Scan the records below for the word "JSON" and give only the number of lines that hold it.

[Structured figure records]
__________
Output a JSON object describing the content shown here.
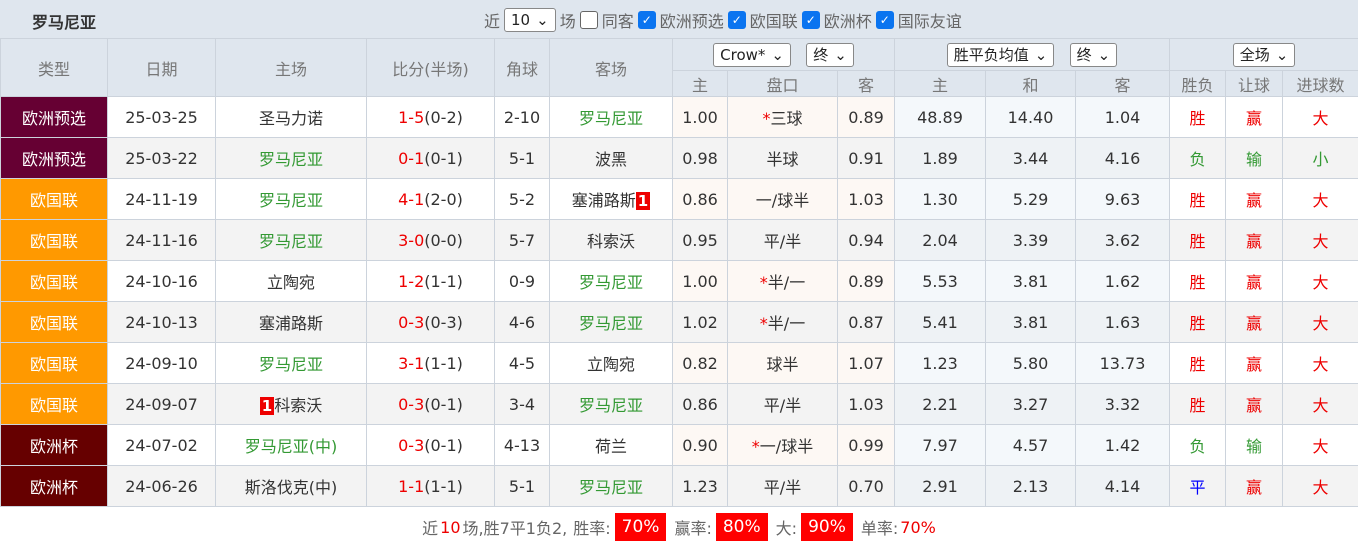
{
  "title": "罗马尼亚",
  "filters": {
    "near": "近",
    "count": "10",
    "games": "场",
    "same_away": "同客",
    "options": [
      "欧洲预选",
      "欧国联",
      "欧洲杯",
      "国际友谊"
    ]
  },
  "colors": {
    "欧洲预选": "#660033",
    "欧国联": "#ff9900",
    "欧洲杯": "#660000"
  },
  "header": {
    "type": "类型",
    "date": "日期",
    "home": "主场",
    "score": "比分(半场)",
    "corner": "角球",
    "away": "客场",
    "company_select": "Crow*",
    "final1": "终",
    "avg_select": "胜平负均值",
    "final2": "终",
    "period_select": "全场",
    "ah_home": "主",
    "ah_line": "盘口",
    "ah_away": "客",
    "x_home": "主",
    "x_draw": "和",
    "x_away": "客",
    "wl": "胜负",
    "hc": "让球",
    "ou": "进球数"
  },
  "rows": [
    {
      "type": "欧洲预选",
      "date": "25-03-25",
      "home": "圣马力诺",
      "home_green": false,
      "home_rc": "",
      "ft": "1-5",
      "ht": "(0-2)",
      "corner": "2-10",
      "away": "罗马尼亚",
      "away_green": true,
      "away_rc": "",
      "oh": "1.00",
      "star": "*",
      "line": "三球",
      "oa": "0.89",
      "xh": "48.89",
      "xd": "14.40",
      "xa": "1.04",
      "wl": "胜",
      "hc": "赢",
      "ou": "大"
    },
    {
      "type": "欧洲预选",
      "date": "25-03-22",
      "home": "罗马尼亚",
      "home_green": true,
      "home_rc": "",
      "ft": "0-1",
      "ht": "(0-1)",
      "corner": "5-1",
      "away": "波黑",
      "away_green": false,
      "away_rc": "",
      "oh": "0.98",
      "star": "",
      "line": "半球",
      "oa": "0.91",
      "xh": "1.89",
      "xd": "3.44",
      "xa": "4.16",
      "wl": "负",
      "hc": "输",
      "ou": "小"
    },
    {
      "type": "欧国联",
      "date": "24-11-19",
      "home": "罗马尼亚",
      "home_green": true,
      "home_rc": "",
      "ft": "4-1",
      "ht": "(2-0)",
      "corner": "5-2",
      "away": "塞浦路斯",
      "away_green": false,
      "away_rc": "1",
      "oh": "0.86",
      "star": "",
      "line": "一/球半",
      "oa": "1.03",
      "xh": "1.30",
      "xd": "5.29",
      "xa": "9.63",
      "wl": "胜",
      "hc": "赢",
      "ou": "大"
    },
    {
      "type": "欧国联",
      "date": "24-11-16",
      "home": "罗马尼亚",
      "home_green": true,
      "home_rc": "",
      "ft": "3-0",
      "ht": "(0-0)",
      "corner": "5-7",
      "away": "科索沃",
      "away_green": false,
      "away_rc": "",
      "oh": "0.95",
      "star": "",
      "line": "平/半",
      "oa": "0.94",
      "xh": "2.04",
      "xd": "3.39",
      "xa": "3.62",
      "wl": "胜",
      "hc": "赢",
      "ou": "大"
    },
    {
      "type": "欧国联",
      "date": "24-10-16",
      "home": "立陶宛",
      "home_green": false,
      "home_rc": "",
      "ft": "1-2",
      "ht": "(1-1)",
      "corner": "0-9",
      "away": "罗马尼亚",
      "away_green": true,
      "away_rc": "",
      "oh": "1.00",
      "star": "*",
      "line": "半/一",
      "oa": "0.89",
      "xh": "5.53",
      "xd": "3.81",
      "xa": "1.62",
      "wl": "胜",
      "hc": "赢",
      "ou": "大"
    },
    {
      "type": "欧国联",
      "date": "24-10-13",
      "home": "塞浦路斯",
      "home_green": false,
      "home_rc": "",
      "ft": "0-3",
      "ht": "(0-3)",
      "corner": "4-6",
      "away": "罗马尼亚",
      "away_green": true,
      "away_rc": "",
      "oh": "1.02",
      "star": "*",
      "line": "半/一",
      "oa": "0.87",
      "xh": "5.41",
      "xd": "3.81",
      "xa": "1.63",
      "wl": "胜",
      "hc": "赢",
      "ou": "大"
    },
    {
      "type": "欧国联",
      "date": "24-09-10",
      "home": "罗马尼亚",
      "home_green": true,
      "home_rc": "",
      "ft": "3-1",
      "ht": "(1-1)",
      "corner": "4-5",
      "away": "立陶宛",
      "away_green": false,
      "away_rc": "",
      "oh": "0.82",
      "star": "",
      "line": "球半",
      "oa": "1.07",
      "xh": "1.23",
      "xd": "5.80",
      "xa": "13.73",
      "wl": "胜",
      "hc": "赢",
      "ou": "大"
    },
    {
      "type": "欧国联",
      "date": "24-09-07",
      "home": "科索沃",
      "home_green": false,
      "home_rc": "1",
      "ft": "0-3",
      "ht": "(0-1)",
      "corner": "3-4",
      "away": "罗马尼亚",
      "away_green": true,
      "away_rc": "",
      "oh": "0.86",
      "star": "",
      "line": "平/半",
      "oa": "1.03",
      "xh": "2.21",
      "xd": "3.27",
      "xa": "3.32",
      "wl": "胜",
      "hc": "赢",
      "ou": "大"
    },
    {
      "type": "欧洲杯",
      "date": "24-07-02",
      "home": "罗马尼亚(中)",
      "home_green": true,
      "home_rc": "",
      "ft": "0-3",
      "ht": "(0-1)",
      "corner": "4-13",
      "away": "荷兰",
      "away_green": false,
      "away_rc": "",
      "oh": "0.90",
      "star": "*",
      "line": "一/球半",
      "oa": "0.99",
      "xh": "7.97",
      "xd": "4.57",
      "xa": "1.42",
      "wl": "负",
      "hc": "输",
      "ou": "大"
    },
    {
      "type": "欧洲杯",
      "date": "24-06-26",
      "home": "斯洛伐克(中)",
      "home_green": false,
      "home_rc": "",
      "ft": "1-1",
      "ht": "(1-1)",
      "corner": "5-1",
      "away": "罗马尼亚",
      "away_green": true,
      "away_rc": "",
      "oh": "1.23",
      "star": "",
      "line": "平/半",
      "oa": "0.70",
      "xh": "2.91",
      "xd": "2.13",
      "xa": "4.14",
      "wl": "平",
      "hc": "赢",
      "ou": "大"
    }
  ],
  "footer": {
    "near": "近",
    "n": "10",
    "summary": "场,胜7平1负2,",
    "win_label": "胜率:",
    "win": "70%",
    "hc_label": "赢率:",
    "hc": "80%",
    "big_label": "大:",
    "big": "90%",
    "odd_label": "单率:",
    "odd": "70%"
  }
}
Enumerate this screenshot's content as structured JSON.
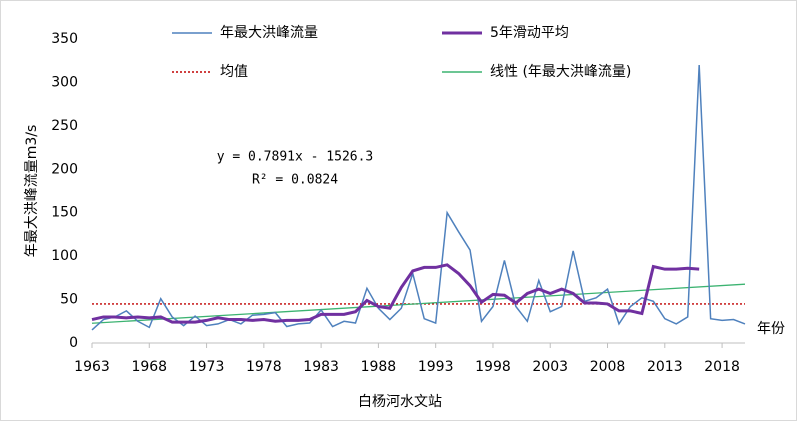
__________
Task response »
2